## GIVEN PROBLEM
Check each line of the records below and collect those holding "pengaruh".

## ENTRIES SUPPLIED
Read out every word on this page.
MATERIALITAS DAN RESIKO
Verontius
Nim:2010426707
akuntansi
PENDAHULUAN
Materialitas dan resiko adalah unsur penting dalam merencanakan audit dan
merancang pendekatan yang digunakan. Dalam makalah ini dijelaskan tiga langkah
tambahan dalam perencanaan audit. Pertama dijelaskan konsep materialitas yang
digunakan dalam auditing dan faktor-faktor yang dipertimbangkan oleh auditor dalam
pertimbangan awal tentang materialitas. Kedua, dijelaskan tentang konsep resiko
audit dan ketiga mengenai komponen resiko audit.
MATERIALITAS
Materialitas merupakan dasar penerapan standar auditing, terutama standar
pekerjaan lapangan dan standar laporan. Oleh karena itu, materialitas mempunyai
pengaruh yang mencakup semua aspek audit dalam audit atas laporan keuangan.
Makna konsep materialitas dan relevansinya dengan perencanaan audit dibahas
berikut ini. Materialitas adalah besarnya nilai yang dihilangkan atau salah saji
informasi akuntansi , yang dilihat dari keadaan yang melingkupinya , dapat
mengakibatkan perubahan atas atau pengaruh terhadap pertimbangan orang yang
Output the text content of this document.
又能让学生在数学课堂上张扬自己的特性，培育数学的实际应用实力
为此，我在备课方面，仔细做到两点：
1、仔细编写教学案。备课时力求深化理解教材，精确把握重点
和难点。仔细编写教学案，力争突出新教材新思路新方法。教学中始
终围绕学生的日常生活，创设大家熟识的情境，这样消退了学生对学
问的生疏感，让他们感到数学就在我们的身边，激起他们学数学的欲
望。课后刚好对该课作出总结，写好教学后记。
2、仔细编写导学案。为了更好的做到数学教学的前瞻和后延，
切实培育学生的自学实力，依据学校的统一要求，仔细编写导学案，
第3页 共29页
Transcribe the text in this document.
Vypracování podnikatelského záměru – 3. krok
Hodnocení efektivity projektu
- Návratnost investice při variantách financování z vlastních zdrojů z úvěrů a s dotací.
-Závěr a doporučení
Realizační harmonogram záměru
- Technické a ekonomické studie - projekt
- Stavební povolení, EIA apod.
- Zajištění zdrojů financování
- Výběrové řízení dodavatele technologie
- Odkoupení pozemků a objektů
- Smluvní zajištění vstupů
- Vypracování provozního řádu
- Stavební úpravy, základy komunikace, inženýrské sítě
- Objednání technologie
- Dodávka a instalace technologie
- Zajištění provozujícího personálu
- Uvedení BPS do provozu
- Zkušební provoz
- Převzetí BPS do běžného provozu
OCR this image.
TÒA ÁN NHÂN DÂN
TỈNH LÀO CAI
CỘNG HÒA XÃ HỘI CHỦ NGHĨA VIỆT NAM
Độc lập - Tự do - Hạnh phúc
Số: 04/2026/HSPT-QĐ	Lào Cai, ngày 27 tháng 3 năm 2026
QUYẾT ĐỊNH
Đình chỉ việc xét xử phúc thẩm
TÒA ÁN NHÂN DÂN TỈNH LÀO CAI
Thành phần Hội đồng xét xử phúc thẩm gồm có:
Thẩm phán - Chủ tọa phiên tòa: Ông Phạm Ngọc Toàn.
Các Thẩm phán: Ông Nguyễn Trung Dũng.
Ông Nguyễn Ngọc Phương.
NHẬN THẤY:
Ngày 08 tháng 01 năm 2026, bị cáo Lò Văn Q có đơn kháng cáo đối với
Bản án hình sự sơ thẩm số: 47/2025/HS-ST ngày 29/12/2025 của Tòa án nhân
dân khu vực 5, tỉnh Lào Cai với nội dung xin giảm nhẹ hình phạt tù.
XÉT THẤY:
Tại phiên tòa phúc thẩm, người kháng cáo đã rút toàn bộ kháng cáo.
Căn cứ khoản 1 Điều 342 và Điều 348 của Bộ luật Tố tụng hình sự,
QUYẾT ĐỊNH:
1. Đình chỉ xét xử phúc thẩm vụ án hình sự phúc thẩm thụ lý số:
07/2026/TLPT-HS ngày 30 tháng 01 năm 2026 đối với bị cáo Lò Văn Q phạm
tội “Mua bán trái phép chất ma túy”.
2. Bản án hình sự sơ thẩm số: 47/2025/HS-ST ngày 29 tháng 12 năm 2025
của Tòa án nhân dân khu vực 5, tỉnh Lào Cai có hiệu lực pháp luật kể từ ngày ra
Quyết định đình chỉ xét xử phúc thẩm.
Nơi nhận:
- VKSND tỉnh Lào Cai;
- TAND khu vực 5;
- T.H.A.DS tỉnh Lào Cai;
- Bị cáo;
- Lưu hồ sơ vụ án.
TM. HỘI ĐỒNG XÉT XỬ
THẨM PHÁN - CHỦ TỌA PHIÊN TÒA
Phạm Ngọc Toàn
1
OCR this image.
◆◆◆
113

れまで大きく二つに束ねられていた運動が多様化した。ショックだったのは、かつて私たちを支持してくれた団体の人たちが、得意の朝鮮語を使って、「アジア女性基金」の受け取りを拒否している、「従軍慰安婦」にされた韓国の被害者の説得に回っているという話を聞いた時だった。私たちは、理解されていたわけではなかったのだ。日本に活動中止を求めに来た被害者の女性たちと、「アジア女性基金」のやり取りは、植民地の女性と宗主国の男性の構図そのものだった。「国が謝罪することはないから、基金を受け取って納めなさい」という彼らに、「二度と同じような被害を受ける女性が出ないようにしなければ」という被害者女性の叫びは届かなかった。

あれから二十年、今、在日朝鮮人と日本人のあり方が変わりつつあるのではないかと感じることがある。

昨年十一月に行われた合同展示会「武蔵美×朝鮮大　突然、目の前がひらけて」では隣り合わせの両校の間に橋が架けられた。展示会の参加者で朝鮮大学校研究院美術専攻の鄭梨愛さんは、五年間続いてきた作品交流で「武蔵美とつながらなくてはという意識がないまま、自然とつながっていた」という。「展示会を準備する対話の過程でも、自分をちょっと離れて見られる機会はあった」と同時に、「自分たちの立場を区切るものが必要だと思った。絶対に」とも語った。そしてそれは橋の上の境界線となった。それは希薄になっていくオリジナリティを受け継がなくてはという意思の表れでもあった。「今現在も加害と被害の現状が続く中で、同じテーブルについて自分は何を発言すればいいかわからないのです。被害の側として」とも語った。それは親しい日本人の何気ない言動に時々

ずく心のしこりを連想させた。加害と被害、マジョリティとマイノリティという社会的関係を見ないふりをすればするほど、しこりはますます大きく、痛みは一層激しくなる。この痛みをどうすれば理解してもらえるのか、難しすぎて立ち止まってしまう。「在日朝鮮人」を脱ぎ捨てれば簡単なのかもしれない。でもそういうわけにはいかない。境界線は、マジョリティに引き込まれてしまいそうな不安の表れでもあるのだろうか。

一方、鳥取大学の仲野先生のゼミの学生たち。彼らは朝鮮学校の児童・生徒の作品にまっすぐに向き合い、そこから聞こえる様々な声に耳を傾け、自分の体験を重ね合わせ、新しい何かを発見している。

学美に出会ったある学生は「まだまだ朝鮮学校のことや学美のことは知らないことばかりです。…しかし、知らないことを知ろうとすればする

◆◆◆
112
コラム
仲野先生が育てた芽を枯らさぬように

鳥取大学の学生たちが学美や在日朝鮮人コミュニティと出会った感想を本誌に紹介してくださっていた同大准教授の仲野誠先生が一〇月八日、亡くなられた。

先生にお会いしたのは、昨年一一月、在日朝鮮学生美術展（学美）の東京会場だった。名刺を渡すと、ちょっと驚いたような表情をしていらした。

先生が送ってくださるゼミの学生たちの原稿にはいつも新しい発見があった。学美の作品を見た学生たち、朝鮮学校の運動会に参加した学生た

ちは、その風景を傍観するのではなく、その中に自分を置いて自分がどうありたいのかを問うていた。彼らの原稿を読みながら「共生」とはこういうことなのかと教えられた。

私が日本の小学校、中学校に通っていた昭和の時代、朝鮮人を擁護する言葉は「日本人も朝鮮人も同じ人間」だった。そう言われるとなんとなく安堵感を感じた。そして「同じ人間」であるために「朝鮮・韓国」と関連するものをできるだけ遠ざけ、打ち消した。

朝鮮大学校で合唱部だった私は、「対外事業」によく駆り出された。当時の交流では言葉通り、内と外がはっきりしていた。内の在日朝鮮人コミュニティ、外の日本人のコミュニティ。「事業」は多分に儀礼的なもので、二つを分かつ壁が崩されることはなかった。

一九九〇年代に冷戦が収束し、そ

## RESPONSE TO THE EXERCISE
pengaruh yang mencakup semua aspek audit dalam audit atas laporan keuangan.
mengakibatkan perubahan atas atau pengaruh terhadap pertimbangan orang yang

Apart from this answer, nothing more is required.